[Problem to solve] How many lines of the records hold the string "JSON"? Reply with the number alone.

[Information shown]
* BEGIN *

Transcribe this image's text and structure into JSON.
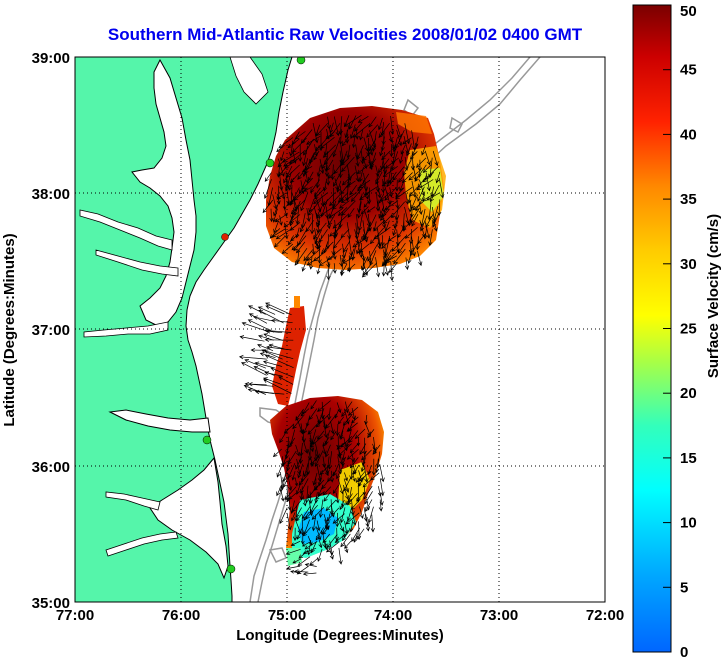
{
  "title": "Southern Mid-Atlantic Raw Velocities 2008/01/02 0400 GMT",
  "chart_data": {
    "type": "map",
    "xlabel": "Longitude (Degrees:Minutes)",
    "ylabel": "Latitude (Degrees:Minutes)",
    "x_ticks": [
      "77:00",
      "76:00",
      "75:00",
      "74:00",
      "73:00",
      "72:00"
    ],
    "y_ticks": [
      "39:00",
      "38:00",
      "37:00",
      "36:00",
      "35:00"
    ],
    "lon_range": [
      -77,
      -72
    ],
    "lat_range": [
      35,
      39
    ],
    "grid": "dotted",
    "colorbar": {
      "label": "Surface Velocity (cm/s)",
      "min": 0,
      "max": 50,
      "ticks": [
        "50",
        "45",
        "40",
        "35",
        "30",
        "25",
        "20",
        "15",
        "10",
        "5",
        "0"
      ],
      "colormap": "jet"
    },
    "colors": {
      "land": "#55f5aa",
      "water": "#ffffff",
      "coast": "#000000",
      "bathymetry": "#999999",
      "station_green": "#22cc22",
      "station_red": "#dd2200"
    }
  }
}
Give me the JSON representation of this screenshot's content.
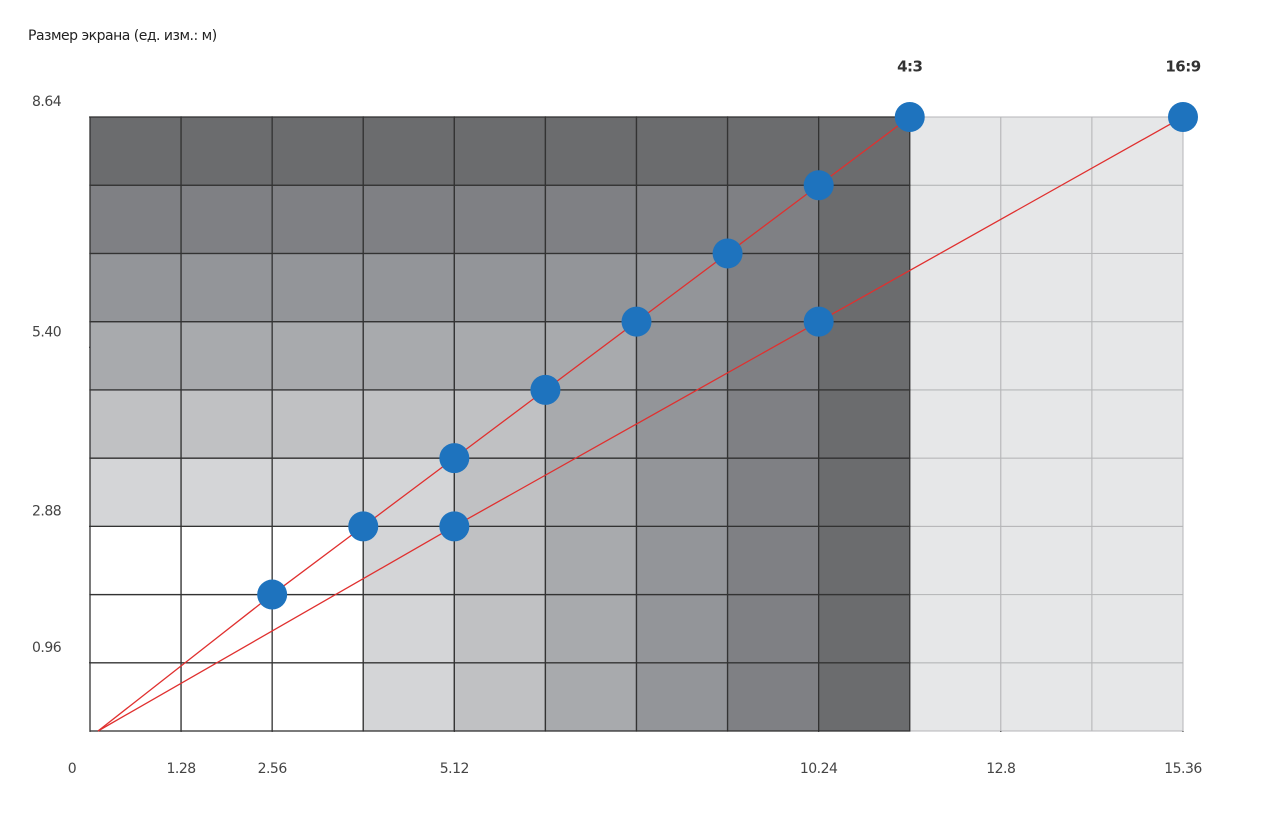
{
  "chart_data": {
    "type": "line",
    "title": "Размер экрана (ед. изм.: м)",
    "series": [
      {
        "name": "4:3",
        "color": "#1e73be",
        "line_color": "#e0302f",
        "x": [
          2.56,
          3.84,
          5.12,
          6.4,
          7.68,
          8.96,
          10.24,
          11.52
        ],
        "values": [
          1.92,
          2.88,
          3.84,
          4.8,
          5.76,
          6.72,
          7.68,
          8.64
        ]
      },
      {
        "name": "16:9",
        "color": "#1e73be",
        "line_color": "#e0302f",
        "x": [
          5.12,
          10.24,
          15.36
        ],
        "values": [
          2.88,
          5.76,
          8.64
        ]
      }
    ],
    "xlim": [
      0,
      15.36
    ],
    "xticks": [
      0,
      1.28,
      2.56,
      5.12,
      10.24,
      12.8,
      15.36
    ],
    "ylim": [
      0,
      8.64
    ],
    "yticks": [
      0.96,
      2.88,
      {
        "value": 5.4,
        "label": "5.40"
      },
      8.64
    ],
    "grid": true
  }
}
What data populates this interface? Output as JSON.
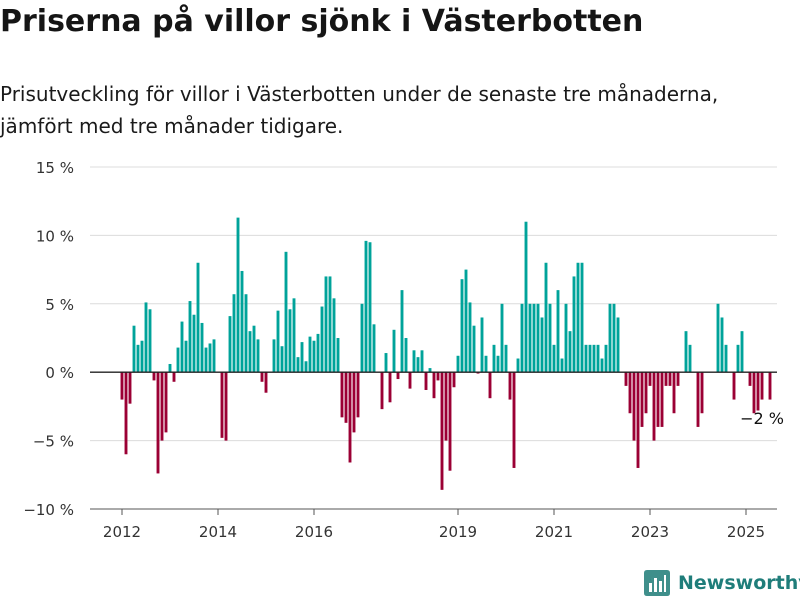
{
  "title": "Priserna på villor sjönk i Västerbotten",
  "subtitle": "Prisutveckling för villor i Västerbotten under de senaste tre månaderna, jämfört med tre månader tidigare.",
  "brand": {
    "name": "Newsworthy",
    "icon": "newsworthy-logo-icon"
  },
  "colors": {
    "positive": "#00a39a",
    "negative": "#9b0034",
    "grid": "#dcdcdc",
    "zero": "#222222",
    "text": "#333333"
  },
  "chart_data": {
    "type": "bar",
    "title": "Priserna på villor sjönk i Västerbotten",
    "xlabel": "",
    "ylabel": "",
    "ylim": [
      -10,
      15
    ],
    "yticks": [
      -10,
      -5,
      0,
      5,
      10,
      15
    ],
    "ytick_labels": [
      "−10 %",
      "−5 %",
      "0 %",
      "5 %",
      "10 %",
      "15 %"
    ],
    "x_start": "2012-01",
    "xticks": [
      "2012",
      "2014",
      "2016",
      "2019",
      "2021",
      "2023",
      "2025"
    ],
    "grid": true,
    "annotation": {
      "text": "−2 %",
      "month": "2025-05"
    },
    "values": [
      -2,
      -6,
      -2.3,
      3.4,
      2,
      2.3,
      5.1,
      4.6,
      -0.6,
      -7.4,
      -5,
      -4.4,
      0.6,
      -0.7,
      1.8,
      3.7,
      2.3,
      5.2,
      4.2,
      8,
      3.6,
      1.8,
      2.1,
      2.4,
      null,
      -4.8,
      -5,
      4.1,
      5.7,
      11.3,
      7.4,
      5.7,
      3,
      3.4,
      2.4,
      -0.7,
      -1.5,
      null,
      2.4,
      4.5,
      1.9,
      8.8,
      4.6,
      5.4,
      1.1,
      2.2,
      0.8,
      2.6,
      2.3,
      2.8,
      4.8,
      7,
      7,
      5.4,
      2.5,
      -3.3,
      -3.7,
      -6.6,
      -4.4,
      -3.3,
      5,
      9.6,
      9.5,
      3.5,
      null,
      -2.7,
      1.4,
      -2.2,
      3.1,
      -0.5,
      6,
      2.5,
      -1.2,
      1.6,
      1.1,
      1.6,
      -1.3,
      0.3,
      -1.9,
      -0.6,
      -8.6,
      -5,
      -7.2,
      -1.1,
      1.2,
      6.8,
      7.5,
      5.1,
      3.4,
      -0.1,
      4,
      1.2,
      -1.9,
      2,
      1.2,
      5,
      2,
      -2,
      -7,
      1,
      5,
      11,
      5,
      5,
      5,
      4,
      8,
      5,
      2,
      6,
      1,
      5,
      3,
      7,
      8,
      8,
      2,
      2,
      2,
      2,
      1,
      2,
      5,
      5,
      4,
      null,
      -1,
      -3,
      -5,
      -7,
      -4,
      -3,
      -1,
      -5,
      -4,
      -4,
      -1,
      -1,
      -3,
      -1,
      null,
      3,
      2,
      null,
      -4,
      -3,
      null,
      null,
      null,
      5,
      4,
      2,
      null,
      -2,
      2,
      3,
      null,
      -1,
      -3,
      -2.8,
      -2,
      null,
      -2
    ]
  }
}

* END *

[Finished answer] 3